___ PROVIDED MATERIAL

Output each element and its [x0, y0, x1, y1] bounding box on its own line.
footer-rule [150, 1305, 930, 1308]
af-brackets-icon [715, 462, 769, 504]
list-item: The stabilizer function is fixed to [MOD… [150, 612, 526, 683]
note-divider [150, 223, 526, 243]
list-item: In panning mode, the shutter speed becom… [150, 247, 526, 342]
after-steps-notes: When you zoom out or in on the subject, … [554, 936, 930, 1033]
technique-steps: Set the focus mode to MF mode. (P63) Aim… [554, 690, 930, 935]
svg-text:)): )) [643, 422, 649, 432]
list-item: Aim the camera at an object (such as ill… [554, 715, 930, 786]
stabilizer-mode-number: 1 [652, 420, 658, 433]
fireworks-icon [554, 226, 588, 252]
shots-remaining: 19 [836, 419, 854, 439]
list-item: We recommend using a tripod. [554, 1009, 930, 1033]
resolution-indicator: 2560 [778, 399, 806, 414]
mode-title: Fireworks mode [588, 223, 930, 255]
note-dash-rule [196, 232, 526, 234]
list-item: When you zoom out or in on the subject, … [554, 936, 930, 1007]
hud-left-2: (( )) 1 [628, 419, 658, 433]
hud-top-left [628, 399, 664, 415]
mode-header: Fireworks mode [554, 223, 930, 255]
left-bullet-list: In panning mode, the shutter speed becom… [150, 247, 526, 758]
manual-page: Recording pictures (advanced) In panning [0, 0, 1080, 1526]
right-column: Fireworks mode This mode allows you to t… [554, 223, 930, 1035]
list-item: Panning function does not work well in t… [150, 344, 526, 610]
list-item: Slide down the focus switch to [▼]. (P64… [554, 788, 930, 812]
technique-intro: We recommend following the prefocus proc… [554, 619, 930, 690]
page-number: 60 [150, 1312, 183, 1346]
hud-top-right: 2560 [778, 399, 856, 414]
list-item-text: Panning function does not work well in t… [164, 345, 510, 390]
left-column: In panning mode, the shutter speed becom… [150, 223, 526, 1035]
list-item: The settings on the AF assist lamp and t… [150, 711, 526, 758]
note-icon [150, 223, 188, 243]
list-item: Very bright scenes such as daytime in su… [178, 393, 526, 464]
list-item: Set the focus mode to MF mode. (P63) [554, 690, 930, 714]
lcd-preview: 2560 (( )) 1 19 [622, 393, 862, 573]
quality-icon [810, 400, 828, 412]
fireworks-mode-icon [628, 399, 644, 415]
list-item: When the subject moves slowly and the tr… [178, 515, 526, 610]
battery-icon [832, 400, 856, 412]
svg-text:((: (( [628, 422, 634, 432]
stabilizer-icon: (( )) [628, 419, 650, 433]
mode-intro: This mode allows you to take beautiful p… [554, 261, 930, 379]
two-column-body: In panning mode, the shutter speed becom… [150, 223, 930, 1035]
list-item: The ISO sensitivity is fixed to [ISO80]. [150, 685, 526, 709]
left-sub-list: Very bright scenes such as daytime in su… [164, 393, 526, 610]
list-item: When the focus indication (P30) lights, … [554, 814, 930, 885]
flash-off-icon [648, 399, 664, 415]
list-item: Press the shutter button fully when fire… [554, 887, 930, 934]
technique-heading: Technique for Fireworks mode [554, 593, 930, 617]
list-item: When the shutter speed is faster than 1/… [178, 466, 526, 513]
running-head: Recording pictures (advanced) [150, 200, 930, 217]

______

*TASK DIRECTIONS:*
Rewrite the records with every occurrence of "Fireworks mode" swapped for "Night Sky mode", and keep everything else the same.

*ANSWER BELOW:*
Output each element and its [x0, y0, x1, y1] bounding box on its own line.
footer-rule [150, 1305, 930, 1308]
af-brackets-icon [715, 462, 769, 504]
list-item: The stabilizer function is fixed to [MOD… [150, 612, 526, 683]
note-divider [150, 223, 526, 243]
list-item: In panning mode, the shutter speed becom… [150, 247, 526, 342]
after-steps-notes: When you zoom out or in on the subject, … [554, 936, 930, 1033]
technique-steps: Set the focus mode to MF mode. (P63) Aim… [554, 690, 930, 935]
svg-text:)): )) [643, 422, 649, 432]
list-item: Aim the camera at an object (such as ill… [554, 715, 930, 786]
stabilizer-mode-number: 1 [652, 420, 658, 433]
fireworks-icon [554, 226, 588, 252]
shots-remaining: 19 [836, 419, 854, 439]
list-item: We recommend using a tripod. [554, 1009, 930, 1033]
resolution-indicator: 2560 [778, 399, 806, 414]
mode-title: Night Sky mode [588, 223, 930, 255]
note-dash-rule [196, 232, 526, 234]
list-item: When you zoom out or in on the subject, … [554, 936, 930, 1007]
hud-left-2: (( )) 1 [628, 419, 658, 433]
hud-top-left [628, 399, 664, 415]
mode-header: Night Sky mode [554, 223, 930, 255]
left-bullet-list: In panning mode, the shutter speed becom… [150, 247, 526, 758]
manual-page: Recording pictures (advanced) In panning [0, 0, 1080, 1526]
right-column: Night Sky mode This mode allows you to t… [554, 223, 930, 1035]
list-item: Panning function does not work well in t… [150, 344, 526, 610]
list-item: Slide down the focus switch to [▼]. (P64… [554, 788, 930, 812]
technique-intro: We recommend following the prefocus proc… [554, 619, 930, 690]
page-number: 60 [150, 1312, 183, 1346]
hud-top-right: 2560 [778, 399, 856, 414]
list-item-text: Panning function does not work well in t… [164, 345, 510, 390]
left-column: In panning mode, the shutter speed becom… [150, 223, 526, 1035]
list-item: The settings on the AF assist lamp and t… [150, 711, 526, 758]
note-icon [150, 223, 188, 243]
list-item: Very bright scenes such as daytime in su… [178, 393, 526, 464]
list-item: Set the focus mode to MF mode. (P63) [554, 690, 930, 714]
lcd-preview: 2560 (( )) 1 19 [622, 393, 862, 573]
quality-icon [810, 400, 828, 412]
fireworks-mode-icon [628, 399, 644, 415]
list-item: When the subject moves slowly and the tr… [178, 515, 526, 610]
battery-icon [832, 400, 856, 412]
svg-text:((: (( [628, 422, 634, 432]
stabilizer-icon: (( )) [628, 419, 650, 433]
mode-intro: This mode allows you to take beautiful p… [554, 261, 930, 379]
two-column-body: In panning mode, the shutter speed becom… [150, 223, 930, 1035]
list-item: The ISO sensitivity is fixed to [ISO80]. [150, 685, 526, 709]
left-sub-list: Very bright scenes such as daytime in su… [164, 393, 526, 610]
list-item: When the focus indication (P30) lights, … [554, 814, 930, 885]
flash-off-icon [648, 399, 664, 415]
list-item: Press the shutter button fully when fire… [554, 887, 930, 934]
technique-heading: Technique for Night Sky mode [554, 593, 930, 617]
list-item: When the shutter speed is faster than 1/… [178, 466, 526, 513]
running-head: Recording pictures (advanced) [150, 200, 930, 217]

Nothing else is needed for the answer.